RECORDS SUPPLIED >>
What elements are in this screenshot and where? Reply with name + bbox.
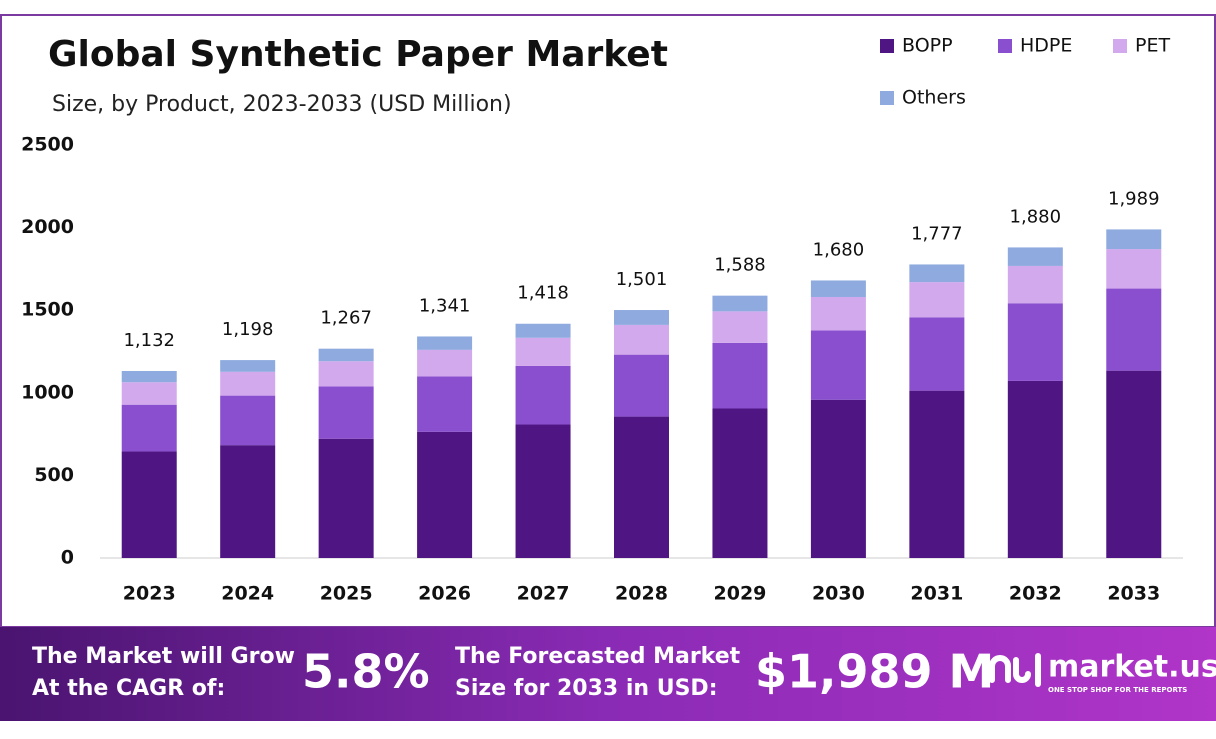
x-tick-label: 2033 (1107, 583, 1160, 605)
bar-segment (417, 376, 473, 432)
y-tick-label: 1000 (21, 381, 74, 403)
x-tick-label: 2027 (517, 583, 570, 605)
legend-label: PET (1135, 35, 1170, 57)
x-tick-label: 2025 (320, 583, 373, 605)
x-tick-label: 2032 (1009, 583, 1062, 605)
bar-segment (318, 386, 374, 439)
bar-segment (318, 348, 374, 362)
bar-segment (318, 361, 374, 387)
total-label: 1,777 (911, 223, 963, 244)
chart-title: Global Synthetic Paper Market (48, 34, 668, 75)
bar-segment (515, 365, 571, 425)
bar-segment (810, 296, 866, 331)
bar-segment (1007, 380, 1063, 558)
bar-segment (417, 336, 473, 350)
bar-segment (1007, 303, 1063, 381)
bar-segment (318, 438, 374, 558)
legend-label: HDPE (1020, 35, 1072, 57)
bar-segment (220, 360, 276, 372)
legend-swatch (1113, 39, 1127, 53)
y-tick-label: 2500 (21, 134, 74, 156)
bar-segment (909, 264, 965, 283)
bar-segment (712, 295, 768, 312)
bar-segment (515, 337, 571, 366)
bar-segment (614, 416, 669, 558)
legend-swatch (998, 39, 1012, 53)
forecast-value: $1,989 M (755, 645, 994, 699)
bar-segment (614, 324, 669, 355)
bar-segment (810, 280, 866, 297)
bar-segment (909, 390, 965, 558)
cagr-value: 5.8% (302, 645, 430, 699)
total-label: 1,588 (714, 255, 766, 276)
bar-segment (121, 404, 177, 452)
brand-tagline: ONE STOP SHOP FOR THE REPORTS (1048, 686, 1187, 694)
legend-label: Others (902, 87, 966, 109)
bar-segment (417, 349, 473, 377)
x-tick-label: 2028 (615, 583, 668, 605)
total-label: 1,680 (813, 239, 865, 260)
bar-segment (810, 330, 866, 400)
total-label: 1,989 (1108, 188, 1160, 209)
x-tick-label: 2029 (714, 583, 767, 605)
bar-segment (121, 370, 177, 383)
bar-segment (417, 431, 473, 558)
bar-segment (614, 354, 669, 417)
bar-segment (712, 311, 768, 343)
total-label: 1,132 (123, 330, 175, 351)
bar-segment (515, 323, 571, 338)
y-tick-label: 0 (61, 547, 74, 569)
cagr-text: At the CAGR of: (32, 676, 225, 701)
bar-segment (220, 395, 276, 446)
bar-segment (1007, 247, 1063, 266)
forecast-text: The Forecasted Market (455, 644, 741, 669)
cagr-text: The Market will Grow (32, 644, 295, 669)
total-label: 1,341 (419, 295, 471, 316)
total-label: 1,418 (517, 283, 569, 304)
bar-segment (712, 408, 768, 558)
total-label: 1,880 (1010, 206, 1062, 227)
total-label: 1,267 (320, 308, 372, 329)
legend-swatch (880, 91, 894, 105)
bar-segment (121, 451, 177, 558)
bar-segment (1007, 265, 1063, 304)
footer-banner (0, 627, 1216, 721)
x-tick-label: 2031 (910, 583, 963, 605)
bar-segment (614, 310, 669, 325)
legend-label: BOPP (902, 35, 953, 57)
bar-segment (810, 399, 866, 558)
total-label: 1,198 (222, 319, 274, 340)
total-label: 1,501 (616, 269, 668, 290)
y-tick-label: 500 (34, 464, 74, 486)
x-tick-label: 2030 (812, 583, 865, 605)
forecast-text: Size for 2033 in USD: (455, 676, 718, 701)
brand-logo (989, 653, 1041, 687)
y-tick-label: 1500 (21, 299, 74, 321)
bar-segment (220, 371, 276, 396)
legend-swatch (880, 39, 894, 53)
bar-segment (220, 445, 276, 558)
bar-segment (1106, 249, 1162, 289)
brand-name: market.us (1048, 650, 1216, 685)
bar-segment (515, 424, 571, 558)
chart-subtitle: Size, by Product, 2023-2033 (USD Million… (52, 92, 512, 117)
bar-segment (1106, 229, 1162, 250)
bar-segment (909, 282, 965, 318)
bar-segment (1106, 288, 1162, 371)
x-tick-label: 2023 (123, 583, 176, 605)
bar-segment (1106, 370, 1162, 558)
x-tick-label: 2026 (418, 583, 471, 605)
bar-segment (909, 317, 965, 391)
y-tick-label: 2000 (21, 216, 74, 238)
bar-segment (712, 342, 768, 409)
x-tick-label: 2024 (221, 583, 274, 605)
bar-segment (121, 382, 177, 405)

TASK REQUIREMENTS >>
Return the lines from the one containing "x-tick-label: 2033 (1107, 583, 1160, 605)" through the one containing "total-label: 1,267 (320, 308, 372, 329)", both included, reproduced exactly with no changes.

RESPONSE >>
x-tick-label: 2033 (1107, 583, 1160, 605)
bar-segment (417, 376, 473, 432)
y-tick-label: 1000 (21, 381, 74, 403)
x-tick-label: 2027 (517, 583, 570, 605)
legend-label: PET (1135, 35, 1170, 57)
x-tick-label: 2025 (320, 583, 373, 605)
x-tick-label: 2032 (1009, 583, 1062, 605)
bar-segment (318, 386, 374, 439)
bar-segment (318, 348, 374, 362)
bar-segment (318, 361, 374, 387)
total-label: 1,777 (911, 223, 963, 244)
chart-title: Global Synthetic Paper Market (48, 34, 668, 75)
bar-segment (515, 365, 571, 425)
bar-segment (810, 296, 866, 331)
bar-segment (1007, 380, 1063, 558)
bar-segment (417, 336, 473, 350)
bar-segment (1007, 303, 1063, 381)
bar-segment (318, 438, 374, 558)
legend-label: HDPE (1020, 35, 1072, 57)
bar-segment (220, 360, 276, 372)
legend-swatch (1113, 39, 1127, 53)
y-tick-label: 2500 (21, 134, 74, 156)
bar-segment (909, 264, 965, 283)
bar-segment (712, 295, 768, 312)
bar-segment (515, 337, 571, 366)
bar-segment (614, 416, 669, 558)
legend-swatch (998, 39, 1012, 53)
forecast-value: $1,989 M (755, 645, 994, 699)
bar-segment (614, 324, 669, 355)
bar-segment (810, 280, 866, 297)
bar-segment (909, 390, 965, 558)
cagr-value: 5.8% (302, 645, 430, 699)
total-label: 1,588 (714, 255, 766, 276)
bar-segment (121, 404, 177, 452)
brand-tagline: ONE STOP SHOP FOR THE REPORTS (1048, 686, 1187, 694)
legend-label: Others (902, 87, 966, 109)
bar-segment (417, 349, 473, 377)
x-tick-label: 2028 (615, 583, 668, 605)
total-label: 1,680 (813, 239, 865, 260)
bar-segment (810, 330, 866, 400)
total-label: 1,989 (1108, 188, 1160, 209)
x-tick-label: 2029 (714, 583, 767, 605)
bar-segment (121, 370, 177, 383)
bar-segment (417, 431, 473, 558)
bar-segment (614, 354, 669, 417)
bar-segment (712, 311, 768, 343)
total-label: 1,132 (123, 330, 175, 351)
bar-segment (515, 323, 571, 338)
y-tick-label: 0 (61, 547, 74, 569)
cagr-text: At the CAGR of: (32, 676, 225, 701)
bar-segment (220, 395, 276, 446)
bar-segment (1007, 247, 1063, 266)
forecast-text: The Forecasted Market (455, 644, 741, 669)
cagr-text: The Market will Grow (32, 644, 295, 669)
total-label: 1,341 (419, 295, 471, 316)
total-label: 1,418 (517, 283, 569, 304)
bar-segment (712, 408, 768, 558)
total-label: 1,880 (1010, 206, 1062, 227)
total-label: 1,267 (320, 308, 372, 329)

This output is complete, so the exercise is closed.